WHAT NEEDS TO BE DONE >> Copy each line of the material below that includes the string "Date".

Entries from a visual dataset:
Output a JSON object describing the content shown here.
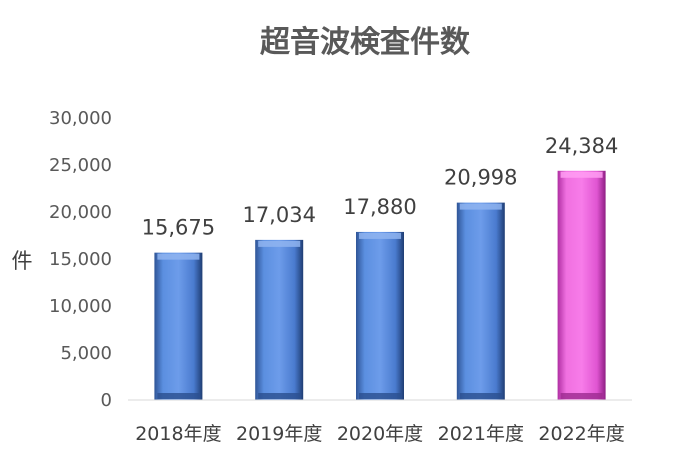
{
  "chart_data": {
    "type": "bar",
    "title": "超音波検査件数",
    "ylabel": "件",
    "xlabel": "",
    "categories": [
      "2018年度",
      "2019年度",
      "2020年度",
      "2021年度",
      "2022年度"
    ],
    "values": [
      15675,
      17034,
      17880,
      20998,
      24384
    ],
    "data_labels": [
      "15,675",
      "17,034",
      "17,880",
      "20,998",
      "24,384"
    ],
    "ylim": [
      0,
      30000
    ],
    "yticks": [
      0,
      5000,
      10000,
      15000,
      20000,
      25000,
      30000
    ],
    "ytick_labels": [
      "0",
      "5,000",
      "10,000",
      "15,000",
      "20,000",
      "25,000",
      "30,000"
    ],
    "grid": false,
    "legend": "none",
    "colors": {
      "bar": "#4f81d6",
      "highlight_bar": "#e957d6"
    },
    "highlight_index": 4
  }
}
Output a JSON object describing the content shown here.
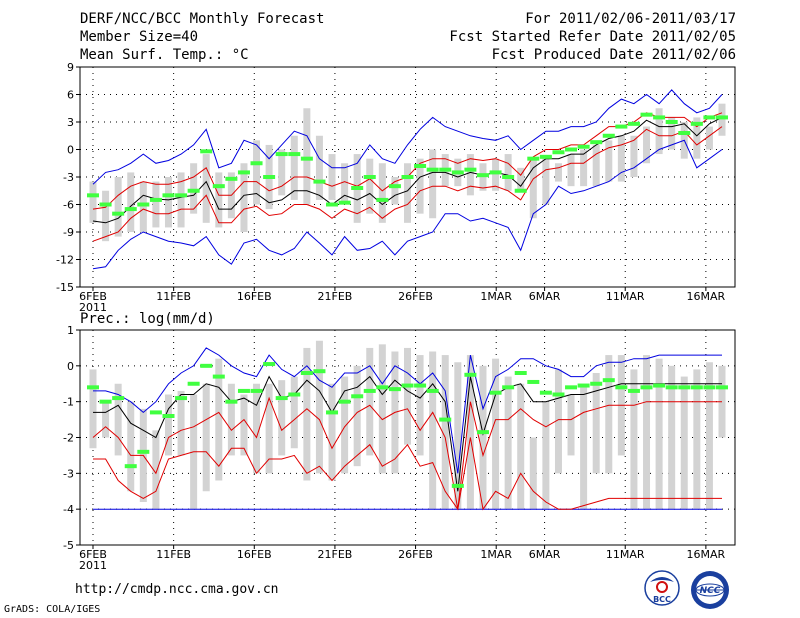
{
  "header": {
    "title": "DERF/NCC/BCC Monthly Forecast",
    "member_size": "Member Size=40",
    "variable": "Mean Surf. Temp.: °C",
    "forecast_period": "For 2011/02/06-2011/03/17",
    "started_refer": "Fcst Started Refer Date 2011/02/05",
    "produced": "Fcst Produced Date 2011/02/06"
  },
  "footer": {
    "url": "http://cmdp.ncc.cma.gov.cn",
    "credit": "GrADS: COLA/IGES"
  },
  "logos": [
    {
      "name": "BCC",
      "icon": "bcc-logo",
      "text": "BCC"
    },
    {
      "name": "NCC",
      "icon": "ncc-logo",
      "text": "NCC"
    }
  ],
  "colors": {
    "box": "#d3d3d3",
    "observed": "#40ff40",
    "ensemble_mean": "#000000",
    "inner_band": "#e00000",
    "outer_band": "#0000e0",
    "grid": "#000000"
  },
  "chart_data": [
    {
      "type": "line",
      "panel": "top",
      "ylabel": "Mean Surf. Temp.: °C",
      "ylim": [
        -15,
        9
      ],
      "yticks": [
        9,
        6,
        3,
        0,
        -3,
        -6,
        -9,
        -12,
        -15
      ],
      "xticks": [
        "6FEB\n2011",
        "11FEB",
        "16FEB",
        "21FEB",
        "26FEB",
        "1MAR",
        "6MAR",
        "11MAR",
        "16MAR"
      ],
      "days": 40,
      "series": [
        {
          "name": "box_top",
          "values": [
            -3.5,
            -4.5,
            -3,
            -2.5,
            -3.5,
            -3.5,
            -3,
            -2.5,
            -1.5,
            -0.5,
            -2.5,
            -2.5,
            -1.5,
            1,
            0.5,
            0,
            1.5,
            4.5,
            1.5,
            -0.5,
            -1.5,
            -0.5,
            -1,
            -1.5,
            -3,
            -1.5,
            -1,
            0,
            -0.5,
            -1,
            -0.5,
            -1.5,
            -1,
            -0.5,
            -2,
            -1,
            -1,
            -1.5,
            -0.5,
            0,
            0.5,
            1,
            1.5,
            1.5,
            2.5,
            4.5,
            3.5,
            3,
            3.5,
            2.5,
            5
          ]
        },
        {
          "name": "box_bottom",
          "values": [
            -8,
            -10,
            -9.5,
            -9,
            -9,
            -8.5,
            -8.5,
            -8.5,
            -7,
            -8,
            -8.5,
            -7.5,
            -9,
            -6,
            -6.5,
            -5,
            -5.5,
            -6,
            -5.5,
            -5.5,
            -6,
            -8,
            -7,
            -8,
            -6,
            -8,
            -7,
            -7.5,
            -4,
            -4,
            -5,
            -4.5,
            -4.5,
            -4.5,
            -4.5,
            -7.5,
            -6,
            -3.5,
            -4,
            -4,
            -4,
            -3.5,
            -3.5,
            -3,
            -1.5,
            -0.5,
            0,
            -1,
            -1,
            0,
            1.5
          ]
        },
        {
          "name": "observed",
          "values": [
            -5,
            -6,
            -7,
            -6.5,
            -6,
            -5.5,
            -5,
            -5,
            -4.5,
            -0.2,
            -4,
            -3.2,
            -2.5,
            -1.5,
            -3,
            -0.5,
            -0.5,
            -1,
            -3.5,
            -6,
            -5.8,
            -4.2,
            -3,
            -5.5,
            -4,
            -3,
            -1.8,
            -2.2,
            -2.2,
            -2.5,
            -2.2,
            -2.8,
            -2.5,
            -3,
            -4.5,
            -1,
            -0.8,
            -0.3,
            0,
            0.3,
            0.8,
            1.5,
            2.5,
            2.8,
            3.8,
            3.5,
            3,
            1.8,
            2.8,
            3.5,
            3.5
          ]
        },
        {
          "name": "ensemble_mean",
          "values": [
            -7.8,
            -8,
            -7.5,
            -6.2,
            -5,
            -5.4,
            -5.5,
            -5.2,
            -5,
            -3.5,
            -6.5,
            -6.5,
            -5,
            -4.8,
            -5.8,
            -5.5,
            -4.5,
            -4.5,
            -5,
            -6,
            -5,
            -5.5,
            -4.8,
            -6,
            -5,
            -4.5,
            -3,
            -2.5,
            -2.5,
            -3,
            -2.5,
            -2.8,
            -2.5,
            -2.8,
            -4,
            -2,
            -1,
            -1,
            -0.5,
            -0.5,
            0.5,
            1.2,
            1.5,
            2,
            3.2,
            2.5,
            2.5,
            2.8,
            1.5,
            2.8,
            3.5
          ]
        },
        {
          "name": "inner_upper",
          "values": [
            -6.5,
            -6.3,
            -5,
            -4,
            -3.5,
            -3.8,
            -3.8,
            -3.5,
            -3,
            -2,
            -5,
            -5,
            -3.5,
            -3.5,
            -4.5,
            -4,
            -3,
            -3,
            -3.5,
            -4,
            -3.5,
            -4,
            -3.2,
            -4.5,
            -3.5,
            -3,
            -1.5,
            -1,
            -1,
            -1.5,
            -1,
            -1.2,
            -1,
            -1.5,
            -2.8,
            -0.8,
            0,
            0,
            0.5,
            0.5,
            1.5,
            2.5,
            2.5,
            3,
            4,
            3.5,
            3.5,
            3.5,
            2.5,
            3.5,
            4
          ]
        },
        {
          "name": "inner_lower",
          "values": [
            -10,
            -9.5,
            -9,
            -7.5,
            -6.5,
            -7,
            -7,
            -6.5,
            -6.5,
            -5,
            -8,
            -8,
            -6.5,
            -6.2,
            -7.2,
            -7,
            -6,
            -6,
            -6.5,
            -7.5,
            -6.5,
            -7,
            -6.3,
            -7.5,
            -6.5,
            -6,
            -4.5,
            -4,
            -4,
            -4.5,
            -4,
            -4.2,
            -4,
            -4.5,
            -5.5,
            -3.2,
            -2.2,
            -2,
            -1.5,
            -1.5,
            -0.5,
            0.2,
            0.5,
            1,
            2.2,
            1.5,
            1.5,
            2,
            0.5,
            1.5,
            2.5
          ]
        },
        {
          "name": "outer_upper",
          "values": [
            -3.8,
            -2.5,
            -2.2,
            -1.5,
            -0.5,
            -1.5,
            -1.2,
            -0.5,
            0.5,
            2.2,
            -2,
            -1.5,
            1,
            0.5,
            -1,
            0.5,
            2,
            1.5,
            -1,
            -2,
            -2,
            -1.5,
            0.5,
            -1,
            -1.5,
            0.5,
            2.2,
            3.5,
            2.5,
            2,
            1.5,
            1.2,
            1,
            1.5,
            0,
            1,
            2,
            2,
            2.5,
            2.5,
            3,
            4.5,
            5.5,
            5,
            6,
            5,
            6.5,
            5,
            4,
            4.5,
            6
          ]
        },
        {
          "name": "outer_lower",
          "values": [
            -13,
            -12.8,
            -11,
            -9.8,
            -9,
            -9.5,
            -10,
            -10.2,
            -10.5,
            -9.5,
            -11.5,
            -12.5,
            -10.2,
            -9.8,
            -11,
            -11.5,
            -10.8,
            -9,
            -10.2,
            -11.5,
            -9.5,
            -11,
            -10.8,
            -10,
            -11.5,
            -10,
            -9.5,
            -9,
            -7,
            -7,
            -7.8,
            -7.5,
            -8,
            -8.5,
            -11,
            -7,
            -6,
            -4,
            -4.8,
            -4.5,
            -4,
            -3.5,
            -2.5,
            -2,
            -1,
            0,
            0.5,
            1,
            -2,
            -1,
            0
          ]
        }
      ]
    },
    {
      "type": "line",
      "panel": "bottom",
      "ylabel": "Prec.: log(mm/d)",
      "ylim": [
        -5,
        1
      ],
      "yticks": [
        1,
        0,
        -1,
        -2,
        -3,
        -4,
        -5
      ],
      "xticks": [
        "6FEB\n2011",
        "11FEB",
        "16FEB",
        "21FEB",
        "26FEB",
        "1MAR",
        "6MAR",
        "11MAR",
        "16MAR"
      ],
      "days": 40,
      "series": [
        {
          "name": "box_top",
          "values": [
            -0.1,
            -1,
            -0.5,
            -1,
            -1.2,
            -1.8,
            -0.8,
            -0.7,
            -0.8,
            -0.5,
            0.2,
            -0.5,
            -0.8,
            -0.5,
            -0.5,
            -0.4,
            -0.3,
            0.5,
            0.7,
            -0.5,
            -0.3,
            0,
            0.5,
            0.6,
            0.4,
            0.5,
            0.3,
            0.4,
            0.3,
            0.1,
            0.3,
            0,
            0.2,
            -0.3,
            -0.5,
            -2,
            -1,
            -0.1,
            -0.8,
            -0.6,
            -0.2,
            0.3,
            0.3,
            -0.1,
            0.3,
            0.2,
            0,
            -0.3,
            -0.1,
            0.1,
            0
          ]
        },
        {
          "name": "box_bottom",
          "values": [
            -2.3,
            -2,
            -2.5,
            -3.5,
            -3.8,
            -4,
            -2.5,
            -2.5,
            -4,
            -3.5,
            -3.2,
            -2.5,
            -2.5,
            -3,
            -3,
            -2.5,
            -2.3,
            -3.2,
            -3,
            -3.2,
            -3,
            -2.8,
            -2.5,
            -3,
            -3,
            -2.2,
            -2.5,
            -4,
            -4,
            -4,
            -4,
            -4,
            -4,
            -4,
            -4,
            -4,
            -4,
            -3,
            -2.5,
            -4,
            -3,
            -3,
            -2.5,
            -4,
            -4,
            -4,
            -4,
            -4,
            -4,
            -4,
            -2
          ]
        },
        {
          "name": "observed",
          "values": [
            -0.6,
            -1,
            -0.9,
            -2.8,
            -2.4,
            -1.3,
            -1.4,
            -0.9,
            -0.5,
            0,
            -0.3,
            -1,
            -0.7,
            -0.7,
            0.05,
            -0.9,
            -0.8,
            -0.2,
            -0.15,
            -1.3,
            -1,
            -0.85,
            -0.7,
            -0.6,
            -0.65,
            -0.55,
            -0.55,
            -0.7,
            -1.5,
            -3.35,
            -0.25,
            -1.85,
            -0.75,
            -0.6,
            -0.2,
            -0.45,
            -0.75,
            -0.8,
            -0.6,
            -0.55,
            -0.5,
            -0.4,
            -0.6,
            -0.7,
            -0.6,
            -0.55,
            -0.6,
            -0.6,
            -0.6,
            -0.6,
            -0.6
          ]
        },
        {
          "name": "ensemble_mean",
          "values": [
            -1.3,
            -1.3,
            -1.1,
            -1.6,
            -1.8,
            -2,
            -1.2,
            -0.8,
            -0.8,
            -0.5,
            -0.6,
            -1,
            -0.9,
            -1.1,
            -0.3,
            -0.9,
            -0.8,
            -0.4,
            -0.7,
            -1.3,
            -0.7,
            -0.6,
            -0.3,
            -0.8,
            -0.4,
            -0.7,
            -0.9,
            -0.5,
            -1,
            -3.5,
            -0.3,
            -1.9,
            -0.8,
            -0.6,
            -0.5,
            -1,
            -1,
            -0.9,
            -0.8,
            -0.8,
            -0.7,
            -0.6,
            -0.5,
            -0.5,
            -0.5,
            -0.5,
            -0.5,
            -0.5,
            -0.5,
            -0.5,
            -0.5
          ]
        },
        {
          "name": "inner_upper",
          "values": [
            -2,
            -1.7,
            -2,
            -2.5,
            -2.5,
            -3,
            -2,
            -1.8,
            -1.7,
            -1.5,
            -1.3,
            -1.8,
            -1.5,
            -2,
            -0.9,
            -1.8,
            -1.5,
            -1.2,
            -1.5,
            -2.3,
            -1.7,
            -1.3,
            -1.1,
            -1.5,
            -1.3,
            -1.2,
            -1.8,
            -1.3,
            -2,
            -4,
            -1,
            -2.5,
            -1.5,
            -1.5,
            -1.2,
            -1.5,
            -1.7,
            -1.5,
            -1.5,
            -1.3,
            -1.2,
            -1.1,
            -1.1,
            -1.1,
            -1,
            -1,
            -1,
            -1,
            -1,
            -1,
            -1
          ]
        },
        {
          "name": "inner_lower",
          "values": [
            -2.6,
            -2.6,
            -3.2,
            -3.5,
            -3.7,
            -3.5,
            -2.6,
            -2.5,
            -2.4,
            -2.4,
            -2.8,
            -2.3,
            -2.3,
            -3,
            -2.6,
            -2.6,
            -2.5,
            -3,
            -2.8,
            -3.2,
            -2.8,
            -2.5,
            -2.2,
            -2.8,
            -2.6,
            -2.2,
            -2.8,
            -2.7,
            -3.5,
            -4,
            -2,
            -4,
            -3.5,
            -3.7,
            -3,
            -3.5,
            -3.8,
            -4,
            -4,
            -3.9,
            -3.8,
            -3.7,
            -3.7,
            -3.7,
            -3.7,
            -3.7,
            -3.7,
            -3.7,
            -3.7,
            -3.7,
            -3.7
          ]
        },
        {
          "name": "outer_upper",
          "values": [
            -0.7,
            -0.7,
            -0.8,
            -1,
            -1.3,
            -1,
            -0.5,
            -0.2,
            0,
            0.5,
            0.3,
            0,
            -0.2,
            -0.3,
            0.3,
            -0.1,
            -0.3,
            0,
            -0.4,
            -0.6,
            -0.2,
            -0.2,
            0,
            -0.5,
            0,
            -0.2,
            -0.5,
            -0.2,
            -0.7,
            -3,
            0.3,
            -1.2,
            -0.3,
            -0.1,
            0.2,
            0.2,
            0,
            -0.1,
            -0.3,
            -0.3,
            0,
            0.1,
            0.1,
            0.2,
            0.2,
            0.3,
            0.3,
            0.3,
            0.3,
            0.3,
            0.3
          ]
        },
        {
          "name": "outer_lower",
          "values": [
            -4,
            -4,
            -4,
            -4,
            -4,
            -4,
            -4,
            -4,
            -4,
            -4,
            -4,
            -4,
            -4,
            -4,
            -4,
            -4,
            -4,
            -4,
            -4,
            -4,
            -4,
            -4,
            -4,
            -4,
            -4,
            -4,
            -4,
            -4,
            -4,
            -4,
            -4,
            -4,
            -4,
            -4,
            -4,
            -4,
            -4,
            -4,
            -4,
            -4,
            -4,
            -4,
            -4,
            -4,
            -4,
            -4,
            -4,
            -4,
            -4,
            -4,
            -4
          ]
        }
      ]
    }
  ]
}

ANSWER >>
    "started_refer": "Fcst Started Refer Date 2011/02/05",
    "produced": "Fcst Produced Date 2011/02/06"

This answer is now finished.